→ RECORDS SUPPLIED

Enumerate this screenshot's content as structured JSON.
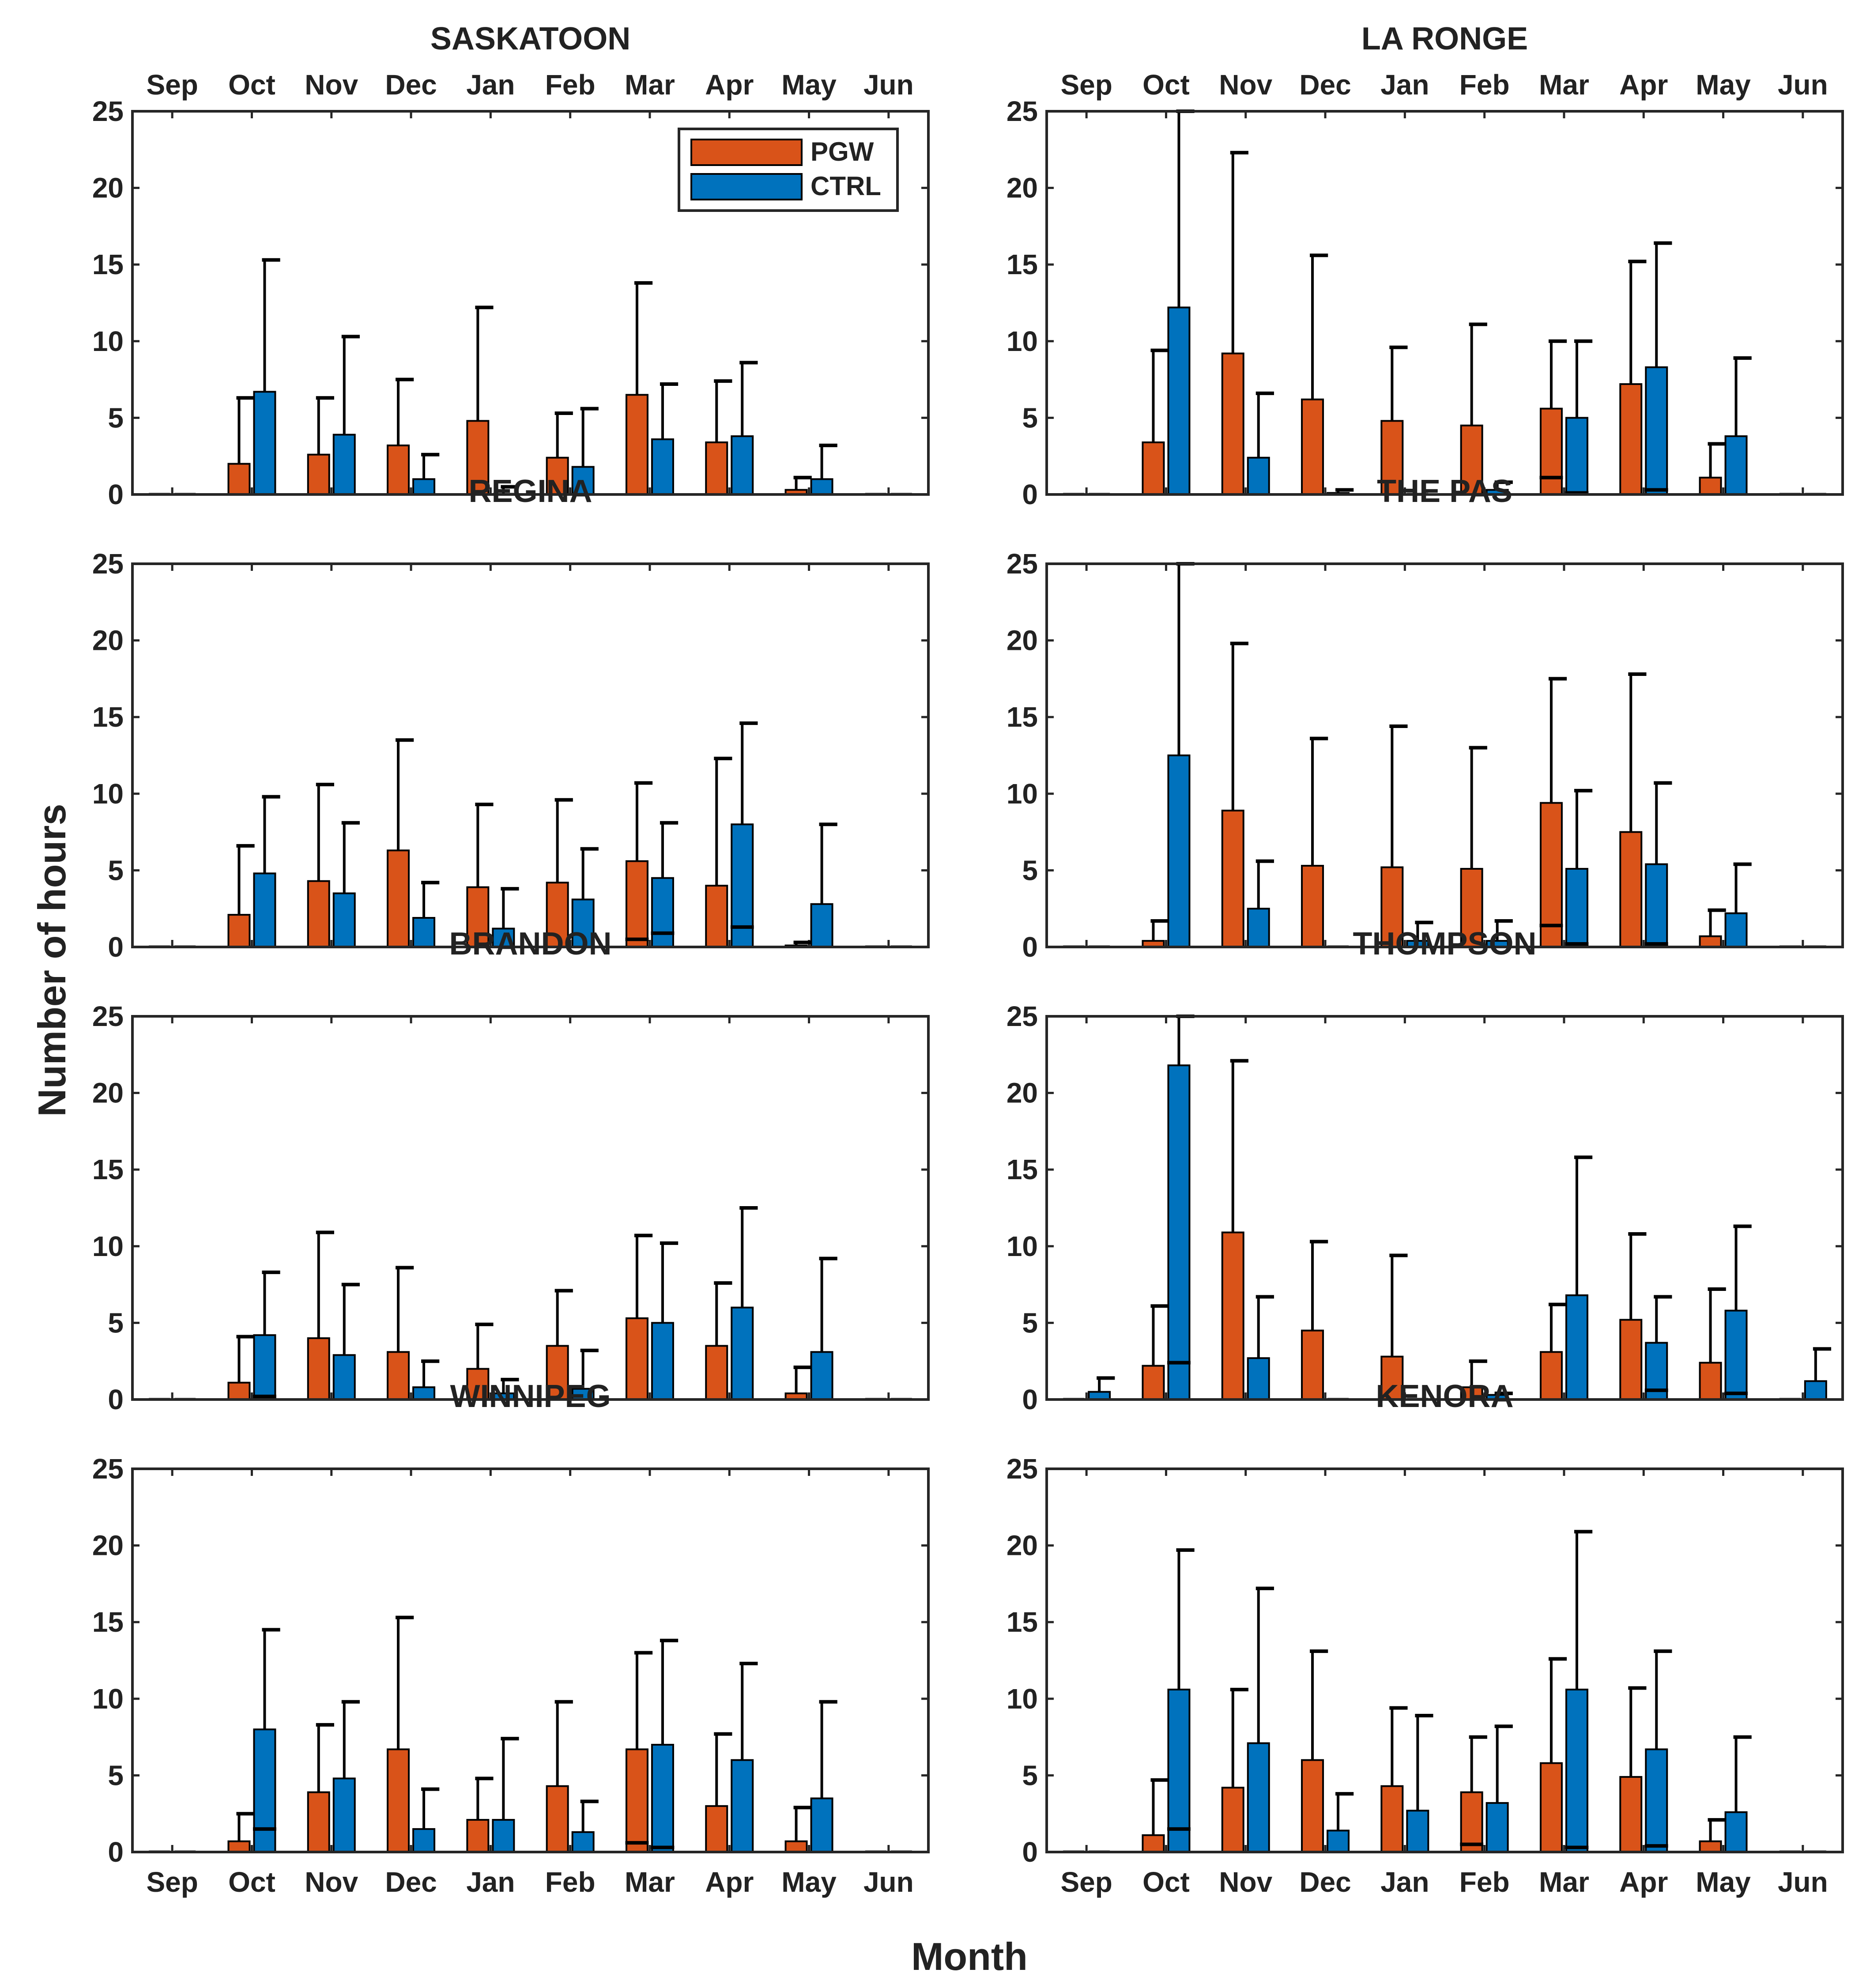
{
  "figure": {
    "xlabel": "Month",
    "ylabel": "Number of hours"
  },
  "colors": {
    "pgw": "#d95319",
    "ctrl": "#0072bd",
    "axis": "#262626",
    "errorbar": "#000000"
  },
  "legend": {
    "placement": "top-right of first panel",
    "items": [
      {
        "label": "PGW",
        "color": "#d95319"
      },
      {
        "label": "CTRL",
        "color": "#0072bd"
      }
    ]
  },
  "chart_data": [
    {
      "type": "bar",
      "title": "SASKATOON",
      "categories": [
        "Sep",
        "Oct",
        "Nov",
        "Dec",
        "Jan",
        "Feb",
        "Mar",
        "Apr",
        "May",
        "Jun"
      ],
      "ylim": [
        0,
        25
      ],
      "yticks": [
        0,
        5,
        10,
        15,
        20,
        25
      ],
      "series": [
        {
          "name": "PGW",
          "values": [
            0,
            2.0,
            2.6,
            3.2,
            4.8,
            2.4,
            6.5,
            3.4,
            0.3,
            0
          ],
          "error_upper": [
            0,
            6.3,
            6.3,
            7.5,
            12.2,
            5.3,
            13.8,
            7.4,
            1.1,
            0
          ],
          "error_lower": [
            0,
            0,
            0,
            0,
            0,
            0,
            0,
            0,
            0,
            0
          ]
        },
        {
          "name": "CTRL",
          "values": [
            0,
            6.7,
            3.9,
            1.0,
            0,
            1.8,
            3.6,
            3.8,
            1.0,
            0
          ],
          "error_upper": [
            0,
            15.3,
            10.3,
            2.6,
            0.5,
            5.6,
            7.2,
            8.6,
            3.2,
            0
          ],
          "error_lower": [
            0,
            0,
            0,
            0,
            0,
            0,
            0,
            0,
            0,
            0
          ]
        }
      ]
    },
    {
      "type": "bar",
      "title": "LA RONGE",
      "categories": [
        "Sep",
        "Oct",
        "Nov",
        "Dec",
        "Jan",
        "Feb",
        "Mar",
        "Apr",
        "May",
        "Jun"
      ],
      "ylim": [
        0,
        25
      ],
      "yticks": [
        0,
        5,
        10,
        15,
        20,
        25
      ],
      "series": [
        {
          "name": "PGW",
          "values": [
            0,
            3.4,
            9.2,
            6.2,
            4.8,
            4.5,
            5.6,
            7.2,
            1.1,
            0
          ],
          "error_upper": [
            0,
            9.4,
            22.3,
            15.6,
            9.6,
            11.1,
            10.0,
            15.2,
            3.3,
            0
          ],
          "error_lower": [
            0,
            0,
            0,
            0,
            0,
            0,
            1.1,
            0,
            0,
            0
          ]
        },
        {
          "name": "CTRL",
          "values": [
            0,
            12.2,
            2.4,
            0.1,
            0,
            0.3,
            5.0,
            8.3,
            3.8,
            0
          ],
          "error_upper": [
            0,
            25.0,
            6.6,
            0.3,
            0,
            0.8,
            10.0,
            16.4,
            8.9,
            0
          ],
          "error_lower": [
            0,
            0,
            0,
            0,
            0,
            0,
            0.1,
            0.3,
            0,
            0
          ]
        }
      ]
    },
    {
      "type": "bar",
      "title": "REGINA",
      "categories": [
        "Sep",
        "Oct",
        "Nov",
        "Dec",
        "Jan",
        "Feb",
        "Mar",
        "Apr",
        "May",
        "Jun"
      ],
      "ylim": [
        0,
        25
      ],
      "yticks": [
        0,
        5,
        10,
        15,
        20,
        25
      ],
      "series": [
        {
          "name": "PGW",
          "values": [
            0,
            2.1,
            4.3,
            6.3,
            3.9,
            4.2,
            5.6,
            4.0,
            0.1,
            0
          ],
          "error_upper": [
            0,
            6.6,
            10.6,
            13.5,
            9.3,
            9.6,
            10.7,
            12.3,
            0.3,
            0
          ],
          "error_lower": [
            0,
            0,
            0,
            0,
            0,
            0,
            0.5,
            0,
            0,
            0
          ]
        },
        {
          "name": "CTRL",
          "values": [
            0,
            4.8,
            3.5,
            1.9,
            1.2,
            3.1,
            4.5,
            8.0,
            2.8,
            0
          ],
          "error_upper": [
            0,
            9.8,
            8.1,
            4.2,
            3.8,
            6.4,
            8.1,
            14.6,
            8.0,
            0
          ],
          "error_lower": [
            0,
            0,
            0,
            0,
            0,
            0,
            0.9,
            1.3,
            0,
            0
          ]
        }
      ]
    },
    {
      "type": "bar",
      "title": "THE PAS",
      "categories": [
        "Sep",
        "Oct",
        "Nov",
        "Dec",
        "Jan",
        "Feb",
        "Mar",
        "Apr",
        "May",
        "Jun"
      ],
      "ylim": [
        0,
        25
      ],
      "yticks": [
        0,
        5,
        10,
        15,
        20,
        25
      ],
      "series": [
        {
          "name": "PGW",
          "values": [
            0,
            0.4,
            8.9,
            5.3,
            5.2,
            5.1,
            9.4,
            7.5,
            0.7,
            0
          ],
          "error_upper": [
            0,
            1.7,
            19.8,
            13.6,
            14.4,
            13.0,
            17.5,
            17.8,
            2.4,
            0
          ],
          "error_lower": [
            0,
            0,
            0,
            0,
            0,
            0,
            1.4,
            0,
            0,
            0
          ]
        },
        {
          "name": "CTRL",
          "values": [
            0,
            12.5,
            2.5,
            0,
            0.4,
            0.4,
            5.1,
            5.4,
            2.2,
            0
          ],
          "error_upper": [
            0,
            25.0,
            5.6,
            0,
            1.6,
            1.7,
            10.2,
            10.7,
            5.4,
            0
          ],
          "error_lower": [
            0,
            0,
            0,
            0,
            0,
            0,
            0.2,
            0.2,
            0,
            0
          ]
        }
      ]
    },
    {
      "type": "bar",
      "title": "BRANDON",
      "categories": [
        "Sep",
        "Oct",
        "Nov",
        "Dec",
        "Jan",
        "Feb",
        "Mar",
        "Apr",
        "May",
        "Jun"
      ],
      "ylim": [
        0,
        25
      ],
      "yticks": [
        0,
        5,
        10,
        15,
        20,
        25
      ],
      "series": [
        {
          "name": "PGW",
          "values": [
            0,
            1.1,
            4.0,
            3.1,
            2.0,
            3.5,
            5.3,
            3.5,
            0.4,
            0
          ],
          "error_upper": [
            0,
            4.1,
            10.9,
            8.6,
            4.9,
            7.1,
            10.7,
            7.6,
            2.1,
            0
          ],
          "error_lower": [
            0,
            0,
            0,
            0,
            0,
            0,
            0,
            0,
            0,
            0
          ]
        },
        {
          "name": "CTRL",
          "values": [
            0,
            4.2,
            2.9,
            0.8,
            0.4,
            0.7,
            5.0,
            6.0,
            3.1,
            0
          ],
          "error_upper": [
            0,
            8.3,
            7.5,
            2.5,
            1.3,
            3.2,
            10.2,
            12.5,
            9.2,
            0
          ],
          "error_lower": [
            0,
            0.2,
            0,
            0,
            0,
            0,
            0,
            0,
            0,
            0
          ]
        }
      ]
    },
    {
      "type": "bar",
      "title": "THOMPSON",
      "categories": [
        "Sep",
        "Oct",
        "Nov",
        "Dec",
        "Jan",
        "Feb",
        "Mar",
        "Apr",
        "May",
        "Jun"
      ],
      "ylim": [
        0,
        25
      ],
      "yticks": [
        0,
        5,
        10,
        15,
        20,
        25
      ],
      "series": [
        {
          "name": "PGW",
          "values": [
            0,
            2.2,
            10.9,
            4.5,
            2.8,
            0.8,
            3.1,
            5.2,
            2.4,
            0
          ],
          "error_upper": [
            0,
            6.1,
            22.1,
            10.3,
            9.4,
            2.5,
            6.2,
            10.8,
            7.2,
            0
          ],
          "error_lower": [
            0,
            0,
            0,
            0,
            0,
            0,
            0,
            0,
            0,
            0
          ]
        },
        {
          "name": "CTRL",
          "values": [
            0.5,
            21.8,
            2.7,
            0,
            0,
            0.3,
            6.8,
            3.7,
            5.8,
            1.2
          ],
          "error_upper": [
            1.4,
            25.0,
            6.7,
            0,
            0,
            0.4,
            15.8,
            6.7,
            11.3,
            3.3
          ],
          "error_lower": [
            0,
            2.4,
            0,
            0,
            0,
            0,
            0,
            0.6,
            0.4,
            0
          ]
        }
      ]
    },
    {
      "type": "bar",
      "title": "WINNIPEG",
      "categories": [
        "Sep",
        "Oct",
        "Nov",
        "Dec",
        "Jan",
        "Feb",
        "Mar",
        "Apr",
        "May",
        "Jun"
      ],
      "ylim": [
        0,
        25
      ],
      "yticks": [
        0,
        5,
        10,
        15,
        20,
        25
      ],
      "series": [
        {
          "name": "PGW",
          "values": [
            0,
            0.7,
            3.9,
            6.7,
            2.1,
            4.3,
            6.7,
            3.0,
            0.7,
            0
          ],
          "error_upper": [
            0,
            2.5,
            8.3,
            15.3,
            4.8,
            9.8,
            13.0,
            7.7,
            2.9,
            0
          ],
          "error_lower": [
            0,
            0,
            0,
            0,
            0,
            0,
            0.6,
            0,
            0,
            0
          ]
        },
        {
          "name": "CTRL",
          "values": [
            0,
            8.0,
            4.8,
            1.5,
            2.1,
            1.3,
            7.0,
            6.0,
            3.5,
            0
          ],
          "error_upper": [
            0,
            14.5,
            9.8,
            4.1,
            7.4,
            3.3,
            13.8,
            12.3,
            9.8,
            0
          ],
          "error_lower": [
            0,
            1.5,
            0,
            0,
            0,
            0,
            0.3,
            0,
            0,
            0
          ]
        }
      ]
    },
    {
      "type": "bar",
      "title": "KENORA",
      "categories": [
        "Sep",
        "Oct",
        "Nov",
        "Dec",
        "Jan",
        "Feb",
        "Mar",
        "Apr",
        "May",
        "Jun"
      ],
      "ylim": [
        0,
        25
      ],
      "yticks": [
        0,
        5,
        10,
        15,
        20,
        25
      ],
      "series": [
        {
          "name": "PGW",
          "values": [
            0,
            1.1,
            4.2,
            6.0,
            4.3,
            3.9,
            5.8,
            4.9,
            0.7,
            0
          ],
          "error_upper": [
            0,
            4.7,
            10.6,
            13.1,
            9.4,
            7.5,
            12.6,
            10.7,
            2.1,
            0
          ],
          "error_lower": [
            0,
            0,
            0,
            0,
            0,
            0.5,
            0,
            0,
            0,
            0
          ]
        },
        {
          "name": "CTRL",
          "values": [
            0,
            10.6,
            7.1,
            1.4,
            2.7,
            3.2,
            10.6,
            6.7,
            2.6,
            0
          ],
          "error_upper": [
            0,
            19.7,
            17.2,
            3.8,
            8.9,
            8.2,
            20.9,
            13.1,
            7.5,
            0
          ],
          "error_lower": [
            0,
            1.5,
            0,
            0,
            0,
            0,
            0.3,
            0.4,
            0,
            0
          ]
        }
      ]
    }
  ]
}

→ GIVEN EXERCISE
Pick out all lines containing the string "title".

→ IN RESPONSE
      "title": "SASKATOON",
      "title": "LA RONGE",
      "title": "REGINA",
      "title": "THE PAS",
      "title": "BRANDON",
      "title": "THOMPSON",
      "title": "WINNIPEG",
      "title": "KENORA",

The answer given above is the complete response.